Please substitute "separator" for "divider" in the items, from the first line through the line containing "archive-icon [21, 228, 65, 272]". Give those lines again with nothing else changed.

Excerpted data:
########

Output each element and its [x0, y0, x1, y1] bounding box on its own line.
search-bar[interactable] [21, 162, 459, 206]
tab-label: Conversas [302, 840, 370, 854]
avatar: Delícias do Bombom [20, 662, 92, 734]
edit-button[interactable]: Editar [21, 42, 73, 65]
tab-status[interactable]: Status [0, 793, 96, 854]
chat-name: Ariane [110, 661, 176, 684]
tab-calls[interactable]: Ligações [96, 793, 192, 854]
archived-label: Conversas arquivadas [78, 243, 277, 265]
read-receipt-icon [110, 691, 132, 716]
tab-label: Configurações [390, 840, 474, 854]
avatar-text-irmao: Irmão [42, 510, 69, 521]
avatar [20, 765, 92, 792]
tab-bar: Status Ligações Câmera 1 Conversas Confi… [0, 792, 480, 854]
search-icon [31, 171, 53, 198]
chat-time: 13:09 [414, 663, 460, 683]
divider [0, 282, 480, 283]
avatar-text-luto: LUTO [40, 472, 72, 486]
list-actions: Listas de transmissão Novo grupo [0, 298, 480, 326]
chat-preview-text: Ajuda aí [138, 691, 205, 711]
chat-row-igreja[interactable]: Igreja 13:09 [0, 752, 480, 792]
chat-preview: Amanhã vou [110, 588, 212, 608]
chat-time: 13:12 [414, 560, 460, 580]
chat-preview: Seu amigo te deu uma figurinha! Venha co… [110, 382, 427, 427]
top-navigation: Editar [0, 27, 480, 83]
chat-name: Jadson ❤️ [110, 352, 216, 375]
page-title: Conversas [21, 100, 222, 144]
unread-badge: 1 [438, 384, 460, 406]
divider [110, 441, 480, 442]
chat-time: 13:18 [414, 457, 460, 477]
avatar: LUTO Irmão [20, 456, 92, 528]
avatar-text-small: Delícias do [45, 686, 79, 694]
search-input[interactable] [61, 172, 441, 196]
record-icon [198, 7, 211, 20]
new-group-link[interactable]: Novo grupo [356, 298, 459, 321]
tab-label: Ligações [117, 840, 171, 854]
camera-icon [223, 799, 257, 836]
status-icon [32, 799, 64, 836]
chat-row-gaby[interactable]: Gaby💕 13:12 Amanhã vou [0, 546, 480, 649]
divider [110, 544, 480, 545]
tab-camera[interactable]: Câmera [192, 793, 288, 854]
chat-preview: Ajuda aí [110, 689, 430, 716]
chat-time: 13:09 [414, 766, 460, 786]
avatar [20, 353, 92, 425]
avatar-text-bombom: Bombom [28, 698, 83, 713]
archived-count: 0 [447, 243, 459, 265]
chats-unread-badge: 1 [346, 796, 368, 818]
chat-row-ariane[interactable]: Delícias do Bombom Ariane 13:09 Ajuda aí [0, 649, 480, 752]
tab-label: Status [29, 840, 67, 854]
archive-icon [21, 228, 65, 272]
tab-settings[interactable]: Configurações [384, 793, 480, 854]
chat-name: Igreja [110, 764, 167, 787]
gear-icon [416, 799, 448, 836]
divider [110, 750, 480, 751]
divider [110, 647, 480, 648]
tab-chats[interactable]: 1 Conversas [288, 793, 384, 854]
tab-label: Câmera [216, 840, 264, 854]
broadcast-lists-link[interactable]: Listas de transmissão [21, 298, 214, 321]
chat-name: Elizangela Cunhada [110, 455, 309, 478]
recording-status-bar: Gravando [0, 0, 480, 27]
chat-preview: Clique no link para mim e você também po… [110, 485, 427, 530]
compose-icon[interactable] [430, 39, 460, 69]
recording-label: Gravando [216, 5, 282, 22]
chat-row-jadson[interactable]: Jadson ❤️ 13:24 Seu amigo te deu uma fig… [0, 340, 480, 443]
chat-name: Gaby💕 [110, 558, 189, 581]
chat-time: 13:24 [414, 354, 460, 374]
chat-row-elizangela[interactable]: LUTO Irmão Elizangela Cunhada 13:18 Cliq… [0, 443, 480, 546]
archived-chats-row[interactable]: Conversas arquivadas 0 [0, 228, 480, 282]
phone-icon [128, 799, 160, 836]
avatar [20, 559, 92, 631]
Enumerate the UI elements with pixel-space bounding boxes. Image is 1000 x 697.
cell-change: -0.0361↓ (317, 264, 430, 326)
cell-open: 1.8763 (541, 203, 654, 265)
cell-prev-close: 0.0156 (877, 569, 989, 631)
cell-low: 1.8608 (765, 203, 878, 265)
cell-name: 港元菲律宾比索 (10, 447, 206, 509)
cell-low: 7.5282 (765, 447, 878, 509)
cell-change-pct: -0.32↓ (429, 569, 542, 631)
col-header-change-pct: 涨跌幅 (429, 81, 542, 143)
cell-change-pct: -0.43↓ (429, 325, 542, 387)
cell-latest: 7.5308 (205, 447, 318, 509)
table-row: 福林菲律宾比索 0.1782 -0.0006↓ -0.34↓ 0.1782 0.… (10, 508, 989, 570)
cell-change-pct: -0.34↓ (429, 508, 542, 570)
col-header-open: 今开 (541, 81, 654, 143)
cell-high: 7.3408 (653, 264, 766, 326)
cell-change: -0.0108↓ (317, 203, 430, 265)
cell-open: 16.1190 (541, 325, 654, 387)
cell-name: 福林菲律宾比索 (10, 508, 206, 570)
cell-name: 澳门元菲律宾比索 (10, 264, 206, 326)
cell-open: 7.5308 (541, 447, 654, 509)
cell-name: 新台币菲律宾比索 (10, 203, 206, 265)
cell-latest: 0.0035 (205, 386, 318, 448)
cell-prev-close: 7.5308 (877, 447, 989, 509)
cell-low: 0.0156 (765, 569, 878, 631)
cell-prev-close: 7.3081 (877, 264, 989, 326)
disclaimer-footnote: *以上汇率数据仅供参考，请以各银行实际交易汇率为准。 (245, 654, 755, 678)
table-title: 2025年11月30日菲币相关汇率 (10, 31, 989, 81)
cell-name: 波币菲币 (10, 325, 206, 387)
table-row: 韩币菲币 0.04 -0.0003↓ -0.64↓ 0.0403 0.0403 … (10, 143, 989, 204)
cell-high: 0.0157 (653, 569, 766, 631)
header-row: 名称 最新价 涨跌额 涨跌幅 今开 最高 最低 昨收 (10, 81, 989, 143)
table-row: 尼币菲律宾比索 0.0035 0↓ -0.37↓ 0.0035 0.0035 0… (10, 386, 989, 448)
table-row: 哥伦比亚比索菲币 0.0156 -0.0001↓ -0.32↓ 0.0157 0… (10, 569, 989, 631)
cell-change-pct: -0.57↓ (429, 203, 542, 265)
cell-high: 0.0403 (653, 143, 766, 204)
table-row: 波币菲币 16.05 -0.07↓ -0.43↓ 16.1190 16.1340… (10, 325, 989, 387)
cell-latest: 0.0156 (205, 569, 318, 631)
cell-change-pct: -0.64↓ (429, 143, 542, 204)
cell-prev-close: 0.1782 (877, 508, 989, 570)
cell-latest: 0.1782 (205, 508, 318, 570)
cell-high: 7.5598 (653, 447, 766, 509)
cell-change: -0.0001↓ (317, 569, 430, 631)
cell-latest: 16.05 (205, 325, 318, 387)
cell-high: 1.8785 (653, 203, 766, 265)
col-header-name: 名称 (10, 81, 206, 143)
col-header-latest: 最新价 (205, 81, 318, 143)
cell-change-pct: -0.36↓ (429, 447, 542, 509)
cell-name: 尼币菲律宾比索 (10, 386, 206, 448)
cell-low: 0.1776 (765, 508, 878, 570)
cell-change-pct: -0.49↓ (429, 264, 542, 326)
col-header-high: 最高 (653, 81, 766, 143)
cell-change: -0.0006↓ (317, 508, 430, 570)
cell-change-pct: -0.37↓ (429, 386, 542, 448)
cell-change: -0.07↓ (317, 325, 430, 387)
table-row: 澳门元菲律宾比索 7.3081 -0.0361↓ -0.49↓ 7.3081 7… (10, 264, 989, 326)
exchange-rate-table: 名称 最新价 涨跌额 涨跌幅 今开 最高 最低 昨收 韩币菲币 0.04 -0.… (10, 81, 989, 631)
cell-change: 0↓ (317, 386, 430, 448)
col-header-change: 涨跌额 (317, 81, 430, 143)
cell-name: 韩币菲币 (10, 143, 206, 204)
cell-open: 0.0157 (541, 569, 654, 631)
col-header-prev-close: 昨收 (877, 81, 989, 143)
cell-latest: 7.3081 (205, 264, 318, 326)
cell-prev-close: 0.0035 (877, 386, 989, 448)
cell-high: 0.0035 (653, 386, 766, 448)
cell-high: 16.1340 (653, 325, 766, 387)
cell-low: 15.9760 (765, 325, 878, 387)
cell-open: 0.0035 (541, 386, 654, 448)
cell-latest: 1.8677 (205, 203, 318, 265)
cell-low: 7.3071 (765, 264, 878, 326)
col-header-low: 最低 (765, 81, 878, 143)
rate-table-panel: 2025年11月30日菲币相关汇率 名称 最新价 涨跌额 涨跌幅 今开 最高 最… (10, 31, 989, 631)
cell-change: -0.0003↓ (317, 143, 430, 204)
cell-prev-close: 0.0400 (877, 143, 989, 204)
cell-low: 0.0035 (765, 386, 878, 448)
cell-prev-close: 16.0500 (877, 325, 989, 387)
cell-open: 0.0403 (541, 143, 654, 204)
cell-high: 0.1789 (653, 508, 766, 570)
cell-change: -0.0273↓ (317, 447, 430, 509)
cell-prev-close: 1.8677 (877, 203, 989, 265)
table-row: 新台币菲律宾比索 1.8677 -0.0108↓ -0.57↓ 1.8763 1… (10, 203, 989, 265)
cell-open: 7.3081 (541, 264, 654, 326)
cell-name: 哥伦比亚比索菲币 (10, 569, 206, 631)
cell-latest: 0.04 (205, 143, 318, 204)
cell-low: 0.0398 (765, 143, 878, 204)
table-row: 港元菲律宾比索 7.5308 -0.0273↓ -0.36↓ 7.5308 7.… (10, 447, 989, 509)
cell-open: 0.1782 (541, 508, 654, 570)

########

The reply:
Output each element and its [x0, y0, x1, y1] bounding box on its own line.
search-bar[interactable] [21, 162, 459, 206]
tab-label: Conversas [302, 840, 370, 854]
avatar: Delícias do Bombom [20, 662, 92, 734]
edit-button[interactable]: Editar [21, 42, 73, 65]
tab-status[interactable]: Status [0, 793, 96, 854]
chat-name: Ariane [110, 661, 176, 684]
tab-calls[interactable]: Ligações [96, 793, 192, 854]
archived-label: Conversas arquivadas [78, 243, 277, 265]
read-receipt-icon [110, 691, 132, 716]
tab-label: Configurações [390, 840, 474, 854]
avatar-text-irmao: Irmão [42, 510, 69, 521]
avatar [20, 765, 92, 792]
tab-bar: Status Ligações Câmera 1 Conversas Confi… [0, 792, 480, 854]
search-icon [31, 171, 53, 198]
chat-time: 13:09 [414, 663, 460, 683]
separator [0, 282, 480, 283]
avatar-text-luto: LUTO [40, 472, 72, 486]
list-actions: Listas de transmissão Novo grupo [0, 298, 480, 326]
chat-preview-text: Ajuda aí [138, 691, 205, 711]
chat-row-igreja[interactable]: Igreja 13:09 [0, 752, 480, 792]
chat-preview: Amanhã vou [110, 588, 212, 608]
chat-time: 13:12 [414, 560, 460, 580]
chat-preview: Seu amigo te deu uma figurinha! Venha co… [110, 382, 427, 427]
top-navigation: Editar [0, 27, 480, 83]
chat-name: Jadson ❤️ [110, 352, 216, 375]
page-title: Conversas [21, 100, 222, 144]
unread-badge: 1 [438, 384, 460, 406]
separator [110, 441, 480, 442]
chat-time: 13:18 [414, 457, 460, 477]
avatar: LUTO Irmão [20, 456, 92, 528]
avatar-text-small: Delícias do [45, 686, 79, 694]
search-input[interactable] [61, 172, 441, 196]
record-icon [198, 7, 211, 20]
new-group-link[interactable]: Novo grupo [356, 298, 459, 321]
tab-label: Ligações [117, 840, 171, 854]
camera-icon [223, 799, 257, 836]
status-icon [32, 799, 64, 836]
chat-row-gaby[interactable]: Gaby💕 13:12 Amanhã vou [0, 546, 480, 649]
separator [110, 544, 480, 545]
tab-camera[interactable]: Câmera [192, 793, 288, 854]
chat-preview: Ajuda aí [110, 689, 430, 716]
chat-time: 13:09 [414, 766, 460, 786]
avatar [20, 353, 92, 425]
avatar-text-bombom: Bombom [28, 698, 83, 713]
archived-count: 0 [447, 243, 459, 265]
chats-unread-badge: 1 [346, 796, 368, 818]
chat-row-ariane[interactable]: Delícias do Bombom Ariane 13:09 Ajuda aí [0, 649, 480, 752]
tab-label: Status [29, 840, 67, 854]
archive-icon [21, 228, 65, 272]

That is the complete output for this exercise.